Pull every line with the word "Aggressive" out of the entries below.

> _Stored data_:
● ● ● ●

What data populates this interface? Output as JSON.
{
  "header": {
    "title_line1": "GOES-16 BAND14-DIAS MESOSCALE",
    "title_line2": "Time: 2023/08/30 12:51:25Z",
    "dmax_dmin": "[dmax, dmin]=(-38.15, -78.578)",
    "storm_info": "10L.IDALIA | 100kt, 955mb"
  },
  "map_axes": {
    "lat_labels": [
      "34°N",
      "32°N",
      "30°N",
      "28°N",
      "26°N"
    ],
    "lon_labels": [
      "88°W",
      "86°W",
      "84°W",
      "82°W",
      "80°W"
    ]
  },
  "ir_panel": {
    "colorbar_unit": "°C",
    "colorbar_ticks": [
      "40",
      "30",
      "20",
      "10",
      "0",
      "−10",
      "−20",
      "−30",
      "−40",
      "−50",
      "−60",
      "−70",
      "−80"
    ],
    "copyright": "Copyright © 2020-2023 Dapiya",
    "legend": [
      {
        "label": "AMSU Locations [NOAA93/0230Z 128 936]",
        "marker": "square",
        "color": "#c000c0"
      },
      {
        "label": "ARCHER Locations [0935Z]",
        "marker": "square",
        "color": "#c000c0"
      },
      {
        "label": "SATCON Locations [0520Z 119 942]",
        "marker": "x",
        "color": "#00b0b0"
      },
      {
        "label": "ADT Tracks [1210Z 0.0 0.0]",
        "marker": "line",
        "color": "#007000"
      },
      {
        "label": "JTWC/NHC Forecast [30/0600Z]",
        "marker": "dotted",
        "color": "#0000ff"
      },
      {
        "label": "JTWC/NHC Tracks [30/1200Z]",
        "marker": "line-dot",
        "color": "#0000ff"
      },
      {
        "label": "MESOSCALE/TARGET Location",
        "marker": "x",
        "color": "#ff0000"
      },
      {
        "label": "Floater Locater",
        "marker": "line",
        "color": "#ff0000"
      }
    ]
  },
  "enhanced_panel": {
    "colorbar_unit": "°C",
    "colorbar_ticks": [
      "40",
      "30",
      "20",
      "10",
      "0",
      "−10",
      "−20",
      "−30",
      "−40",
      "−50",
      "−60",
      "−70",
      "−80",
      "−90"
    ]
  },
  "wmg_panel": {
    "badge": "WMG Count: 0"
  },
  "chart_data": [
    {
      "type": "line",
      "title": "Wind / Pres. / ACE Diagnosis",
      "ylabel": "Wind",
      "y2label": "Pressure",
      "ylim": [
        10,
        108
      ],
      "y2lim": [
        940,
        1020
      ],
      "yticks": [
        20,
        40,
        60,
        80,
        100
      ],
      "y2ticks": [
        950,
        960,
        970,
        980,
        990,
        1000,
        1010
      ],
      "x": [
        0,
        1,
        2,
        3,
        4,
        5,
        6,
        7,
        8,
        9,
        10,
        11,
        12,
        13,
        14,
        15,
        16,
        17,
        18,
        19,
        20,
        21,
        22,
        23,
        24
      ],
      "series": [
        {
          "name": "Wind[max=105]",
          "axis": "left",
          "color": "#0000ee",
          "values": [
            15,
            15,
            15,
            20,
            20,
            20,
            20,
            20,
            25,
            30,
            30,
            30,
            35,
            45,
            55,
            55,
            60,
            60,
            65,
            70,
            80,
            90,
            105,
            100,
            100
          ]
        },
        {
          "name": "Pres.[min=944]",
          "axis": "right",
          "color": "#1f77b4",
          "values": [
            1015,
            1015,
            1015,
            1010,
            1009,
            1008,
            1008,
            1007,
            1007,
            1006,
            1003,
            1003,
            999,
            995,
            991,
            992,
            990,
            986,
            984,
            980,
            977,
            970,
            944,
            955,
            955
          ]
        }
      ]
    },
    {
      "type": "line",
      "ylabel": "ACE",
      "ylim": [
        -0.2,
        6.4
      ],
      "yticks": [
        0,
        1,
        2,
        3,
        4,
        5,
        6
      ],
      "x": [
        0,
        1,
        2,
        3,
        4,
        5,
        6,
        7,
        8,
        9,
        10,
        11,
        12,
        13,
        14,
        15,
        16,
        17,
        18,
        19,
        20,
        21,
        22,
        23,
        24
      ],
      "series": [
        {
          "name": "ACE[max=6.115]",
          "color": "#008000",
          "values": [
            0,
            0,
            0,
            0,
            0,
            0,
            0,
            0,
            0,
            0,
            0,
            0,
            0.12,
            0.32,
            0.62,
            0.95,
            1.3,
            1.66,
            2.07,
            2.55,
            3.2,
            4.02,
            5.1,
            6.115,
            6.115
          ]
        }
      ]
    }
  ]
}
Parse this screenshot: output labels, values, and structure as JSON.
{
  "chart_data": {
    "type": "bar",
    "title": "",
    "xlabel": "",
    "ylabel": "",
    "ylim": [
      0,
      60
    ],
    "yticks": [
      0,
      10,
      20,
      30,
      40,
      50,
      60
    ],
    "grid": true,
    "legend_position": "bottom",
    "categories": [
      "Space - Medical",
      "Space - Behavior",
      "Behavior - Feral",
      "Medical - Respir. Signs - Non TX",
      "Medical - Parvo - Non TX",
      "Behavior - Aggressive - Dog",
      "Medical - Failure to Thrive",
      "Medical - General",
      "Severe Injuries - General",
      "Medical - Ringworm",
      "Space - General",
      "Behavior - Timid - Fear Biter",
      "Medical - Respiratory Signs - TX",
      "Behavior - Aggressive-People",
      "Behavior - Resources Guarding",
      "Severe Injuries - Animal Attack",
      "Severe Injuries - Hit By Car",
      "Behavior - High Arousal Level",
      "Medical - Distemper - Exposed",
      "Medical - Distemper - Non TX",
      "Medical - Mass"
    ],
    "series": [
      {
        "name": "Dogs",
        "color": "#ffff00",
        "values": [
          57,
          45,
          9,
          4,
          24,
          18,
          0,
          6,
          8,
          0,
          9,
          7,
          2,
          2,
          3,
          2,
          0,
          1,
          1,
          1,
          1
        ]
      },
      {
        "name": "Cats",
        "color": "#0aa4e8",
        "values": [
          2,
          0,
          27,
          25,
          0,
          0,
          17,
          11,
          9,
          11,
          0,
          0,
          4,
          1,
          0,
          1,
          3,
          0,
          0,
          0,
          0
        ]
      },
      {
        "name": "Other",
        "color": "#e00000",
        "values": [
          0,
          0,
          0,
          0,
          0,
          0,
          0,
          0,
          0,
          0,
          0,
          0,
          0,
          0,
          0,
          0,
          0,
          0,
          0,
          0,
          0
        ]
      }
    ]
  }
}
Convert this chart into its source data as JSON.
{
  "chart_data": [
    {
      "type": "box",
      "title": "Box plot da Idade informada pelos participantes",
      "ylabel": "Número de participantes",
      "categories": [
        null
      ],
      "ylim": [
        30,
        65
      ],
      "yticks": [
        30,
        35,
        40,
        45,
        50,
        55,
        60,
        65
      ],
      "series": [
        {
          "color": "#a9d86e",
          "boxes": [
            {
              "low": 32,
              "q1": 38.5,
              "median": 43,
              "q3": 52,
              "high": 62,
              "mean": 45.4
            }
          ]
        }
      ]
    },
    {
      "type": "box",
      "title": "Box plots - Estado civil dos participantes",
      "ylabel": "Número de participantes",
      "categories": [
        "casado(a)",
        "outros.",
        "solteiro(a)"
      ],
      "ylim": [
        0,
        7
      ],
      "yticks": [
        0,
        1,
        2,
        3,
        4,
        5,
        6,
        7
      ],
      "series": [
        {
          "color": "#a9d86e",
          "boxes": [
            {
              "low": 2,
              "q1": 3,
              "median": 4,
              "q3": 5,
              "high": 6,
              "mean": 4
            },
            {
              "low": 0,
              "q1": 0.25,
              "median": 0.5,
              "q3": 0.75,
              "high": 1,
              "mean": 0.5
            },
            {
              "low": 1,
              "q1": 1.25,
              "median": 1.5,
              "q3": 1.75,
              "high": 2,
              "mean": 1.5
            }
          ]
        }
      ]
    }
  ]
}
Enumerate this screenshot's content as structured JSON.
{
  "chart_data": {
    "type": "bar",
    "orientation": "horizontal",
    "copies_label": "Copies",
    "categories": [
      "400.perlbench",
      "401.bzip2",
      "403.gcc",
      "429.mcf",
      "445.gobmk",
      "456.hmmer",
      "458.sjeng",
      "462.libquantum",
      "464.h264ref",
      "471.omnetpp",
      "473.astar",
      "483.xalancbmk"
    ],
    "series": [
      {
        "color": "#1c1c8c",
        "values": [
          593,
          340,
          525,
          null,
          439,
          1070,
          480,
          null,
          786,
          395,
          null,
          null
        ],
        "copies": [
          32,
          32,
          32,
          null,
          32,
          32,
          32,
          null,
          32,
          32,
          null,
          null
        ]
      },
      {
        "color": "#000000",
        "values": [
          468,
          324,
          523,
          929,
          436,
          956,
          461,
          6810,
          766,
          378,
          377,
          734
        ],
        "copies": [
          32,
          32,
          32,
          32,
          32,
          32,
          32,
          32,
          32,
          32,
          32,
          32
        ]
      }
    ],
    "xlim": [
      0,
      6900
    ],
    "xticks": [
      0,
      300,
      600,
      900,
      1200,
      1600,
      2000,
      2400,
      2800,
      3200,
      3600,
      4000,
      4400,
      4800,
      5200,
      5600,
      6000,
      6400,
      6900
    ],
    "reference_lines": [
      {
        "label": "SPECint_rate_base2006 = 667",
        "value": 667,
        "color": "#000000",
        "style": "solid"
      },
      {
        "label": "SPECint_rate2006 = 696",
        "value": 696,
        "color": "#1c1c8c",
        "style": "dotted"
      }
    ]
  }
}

● ● ● ●

> _Result of this task_:
      "Behavior - Aggressive - Dog",
      "Behavior - Aggressive-People",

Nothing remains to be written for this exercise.